BEGIN
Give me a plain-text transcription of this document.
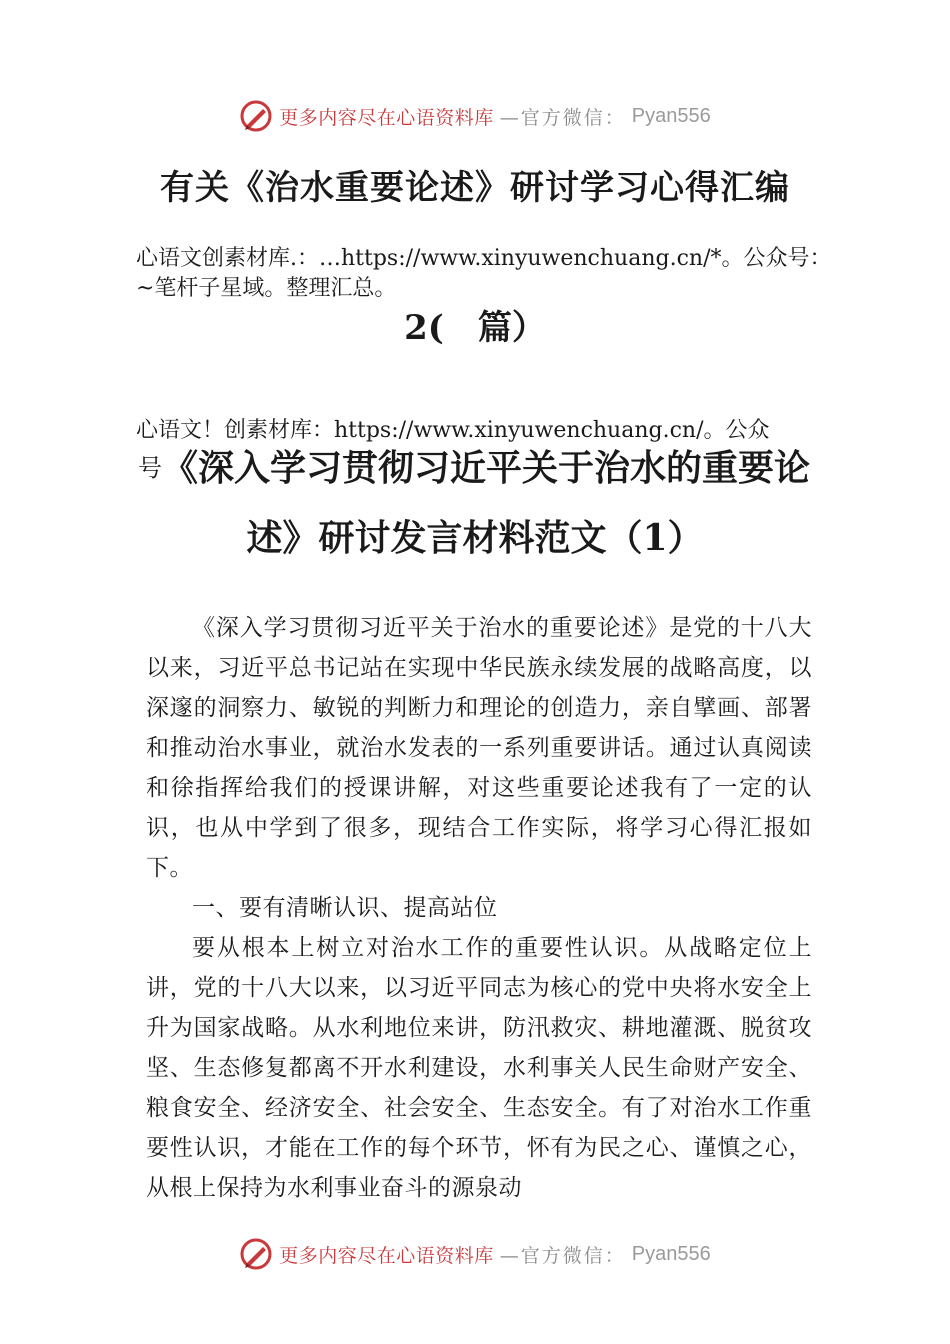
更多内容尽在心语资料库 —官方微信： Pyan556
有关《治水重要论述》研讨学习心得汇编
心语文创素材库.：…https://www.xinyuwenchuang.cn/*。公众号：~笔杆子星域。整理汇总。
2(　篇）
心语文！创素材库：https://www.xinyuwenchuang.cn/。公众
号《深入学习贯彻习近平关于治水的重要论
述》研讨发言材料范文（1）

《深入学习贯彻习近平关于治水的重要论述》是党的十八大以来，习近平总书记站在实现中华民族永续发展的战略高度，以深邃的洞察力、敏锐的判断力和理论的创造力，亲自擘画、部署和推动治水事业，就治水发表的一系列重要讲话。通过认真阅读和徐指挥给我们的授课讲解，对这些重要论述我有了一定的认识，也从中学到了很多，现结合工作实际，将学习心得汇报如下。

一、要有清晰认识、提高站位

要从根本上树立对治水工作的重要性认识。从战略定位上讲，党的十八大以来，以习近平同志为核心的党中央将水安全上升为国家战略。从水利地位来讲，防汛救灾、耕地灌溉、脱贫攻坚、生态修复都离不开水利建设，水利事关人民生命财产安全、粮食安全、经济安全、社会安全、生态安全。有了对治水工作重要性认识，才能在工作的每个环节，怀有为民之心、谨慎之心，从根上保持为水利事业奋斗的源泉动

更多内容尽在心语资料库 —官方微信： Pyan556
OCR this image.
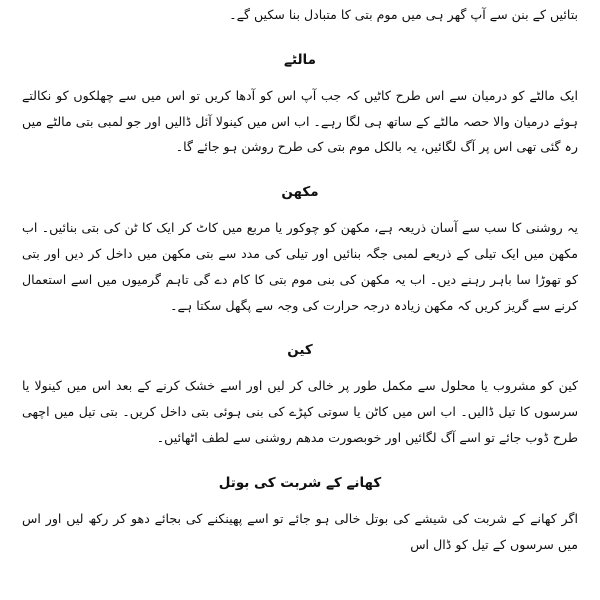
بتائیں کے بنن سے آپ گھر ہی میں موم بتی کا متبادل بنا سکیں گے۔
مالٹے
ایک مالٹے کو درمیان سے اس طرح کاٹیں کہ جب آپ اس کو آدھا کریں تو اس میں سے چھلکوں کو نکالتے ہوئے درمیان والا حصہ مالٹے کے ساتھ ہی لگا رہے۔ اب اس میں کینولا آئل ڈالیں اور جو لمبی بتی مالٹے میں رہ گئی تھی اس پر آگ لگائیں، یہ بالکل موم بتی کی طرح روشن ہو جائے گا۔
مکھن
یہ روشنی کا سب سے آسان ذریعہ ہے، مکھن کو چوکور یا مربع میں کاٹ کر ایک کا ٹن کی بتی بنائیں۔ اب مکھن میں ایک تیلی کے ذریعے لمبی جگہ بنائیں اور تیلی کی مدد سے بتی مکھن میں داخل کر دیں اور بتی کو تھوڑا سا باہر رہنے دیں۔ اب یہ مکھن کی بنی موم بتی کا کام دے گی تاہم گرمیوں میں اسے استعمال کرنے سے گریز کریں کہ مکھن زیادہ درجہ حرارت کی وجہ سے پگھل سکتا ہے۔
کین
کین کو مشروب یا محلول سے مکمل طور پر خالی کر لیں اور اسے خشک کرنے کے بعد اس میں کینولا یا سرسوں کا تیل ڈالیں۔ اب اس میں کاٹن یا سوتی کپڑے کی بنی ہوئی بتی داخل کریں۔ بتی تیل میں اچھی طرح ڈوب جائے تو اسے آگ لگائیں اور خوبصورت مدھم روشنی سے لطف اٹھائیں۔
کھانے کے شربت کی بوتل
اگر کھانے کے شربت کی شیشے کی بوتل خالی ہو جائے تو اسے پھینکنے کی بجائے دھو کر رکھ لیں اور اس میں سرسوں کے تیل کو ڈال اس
END
BEGIN
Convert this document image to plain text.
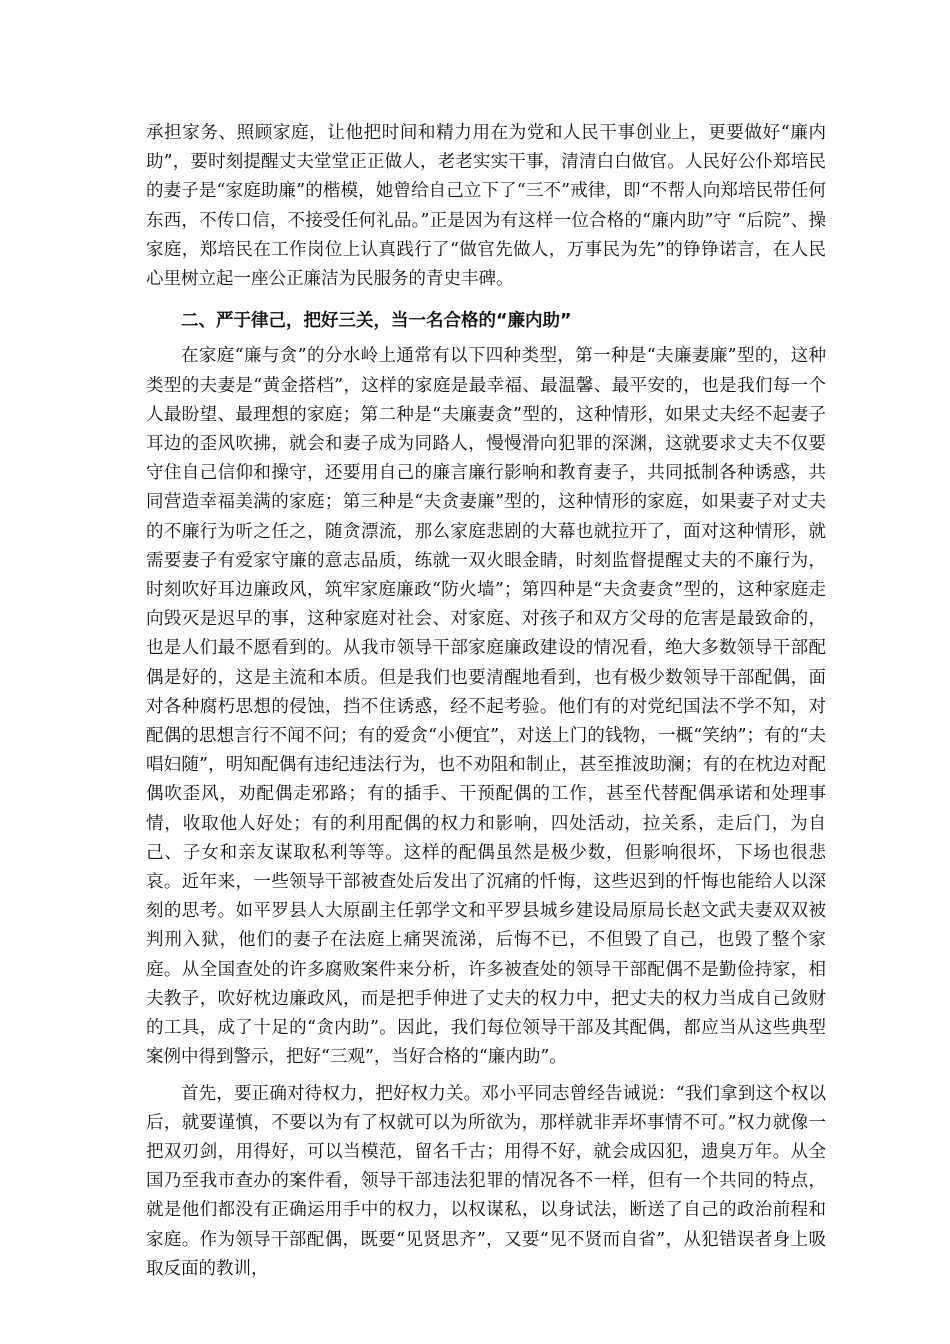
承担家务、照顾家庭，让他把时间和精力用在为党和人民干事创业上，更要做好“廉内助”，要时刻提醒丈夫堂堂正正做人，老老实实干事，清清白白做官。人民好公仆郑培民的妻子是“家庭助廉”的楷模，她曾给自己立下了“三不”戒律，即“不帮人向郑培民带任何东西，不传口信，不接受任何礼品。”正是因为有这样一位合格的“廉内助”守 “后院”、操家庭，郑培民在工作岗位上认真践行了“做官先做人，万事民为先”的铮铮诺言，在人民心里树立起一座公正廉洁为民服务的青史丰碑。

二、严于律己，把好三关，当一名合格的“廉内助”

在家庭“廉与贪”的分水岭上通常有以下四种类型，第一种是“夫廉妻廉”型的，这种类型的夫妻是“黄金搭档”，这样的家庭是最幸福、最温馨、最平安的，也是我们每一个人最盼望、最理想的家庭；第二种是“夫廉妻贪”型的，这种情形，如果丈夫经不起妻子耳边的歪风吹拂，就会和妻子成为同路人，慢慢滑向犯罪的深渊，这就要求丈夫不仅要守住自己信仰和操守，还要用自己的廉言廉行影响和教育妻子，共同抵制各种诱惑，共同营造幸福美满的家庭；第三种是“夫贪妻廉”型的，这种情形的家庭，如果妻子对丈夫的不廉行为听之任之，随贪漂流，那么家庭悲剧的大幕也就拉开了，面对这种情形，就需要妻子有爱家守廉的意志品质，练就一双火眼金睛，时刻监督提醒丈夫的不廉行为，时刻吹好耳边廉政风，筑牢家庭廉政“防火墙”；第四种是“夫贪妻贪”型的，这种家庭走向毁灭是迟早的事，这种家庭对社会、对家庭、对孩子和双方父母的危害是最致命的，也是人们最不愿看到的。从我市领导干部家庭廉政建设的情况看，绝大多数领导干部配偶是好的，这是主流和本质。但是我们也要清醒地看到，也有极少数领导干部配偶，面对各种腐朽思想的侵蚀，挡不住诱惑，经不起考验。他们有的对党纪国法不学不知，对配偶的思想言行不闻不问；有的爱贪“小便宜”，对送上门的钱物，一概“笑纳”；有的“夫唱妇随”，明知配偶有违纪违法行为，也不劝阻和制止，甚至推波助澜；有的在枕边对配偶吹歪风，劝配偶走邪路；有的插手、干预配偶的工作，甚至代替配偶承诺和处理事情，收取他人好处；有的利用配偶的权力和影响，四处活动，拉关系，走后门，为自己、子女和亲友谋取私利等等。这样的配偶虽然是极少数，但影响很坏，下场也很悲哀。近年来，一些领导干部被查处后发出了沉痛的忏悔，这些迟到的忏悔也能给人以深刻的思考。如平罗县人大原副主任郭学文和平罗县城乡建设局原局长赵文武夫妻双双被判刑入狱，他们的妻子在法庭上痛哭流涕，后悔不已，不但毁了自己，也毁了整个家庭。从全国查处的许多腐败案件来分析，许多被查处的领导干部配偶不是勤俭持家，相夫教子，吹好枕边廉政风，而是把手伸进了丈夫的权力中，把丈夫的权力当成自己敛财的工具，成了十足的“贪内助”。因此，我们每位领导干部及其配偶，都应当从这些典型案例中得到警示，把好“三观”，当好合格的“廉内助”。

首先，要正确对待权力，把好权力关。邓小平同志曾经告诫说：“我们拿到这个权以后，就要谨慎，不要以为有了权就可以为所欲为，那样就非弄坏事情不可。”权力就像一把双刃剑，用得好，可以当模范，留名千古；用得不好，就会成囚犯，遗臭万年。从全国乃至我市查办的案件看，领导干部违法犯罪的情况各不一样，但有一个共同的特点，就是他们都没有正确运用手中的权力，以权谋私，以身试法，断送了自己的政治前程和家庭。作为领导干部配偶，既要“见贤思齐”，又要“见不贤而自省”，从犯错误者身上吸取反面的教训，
END
* **The task**
Reproduce each line holding the word "لگائیں".

* **Right answer**
ایک مالٹے کو درمیان سے اس طرح کاٹیں کہ جب آپ اس کو آدھا کریں تو اس میں سے چھلکوں کو نکالتے ہوئے درمیان والا حصہ مالٹے کے ساتھ ہی لگا رہے۔ اب اس میں کینولا آئل ڈالیں اور جو لمبی بتی مالٹے میں رہ گئی تھی اس پر آگ لگائیں، یہ بالکل موم بتی کی طرح روشن ہو جائے گا۔
کین کو مشروب یا محلول سے مکمل طور پر خالی کر لیں اور اسے خشک کرنے کے بعد اس میں کینولا یا سرسوں کا تیل ڈالیں۔ اب اس میں کاٹن یا سوتی کپڑے کی بنی ہوئی بتی داخل کریں۔ بتی تیل میں اچھی طرح ڈوب جائے تو اسے آگ لگائیں اور خوبصورت مدھم روشنی سے لطف اٹھائیں۔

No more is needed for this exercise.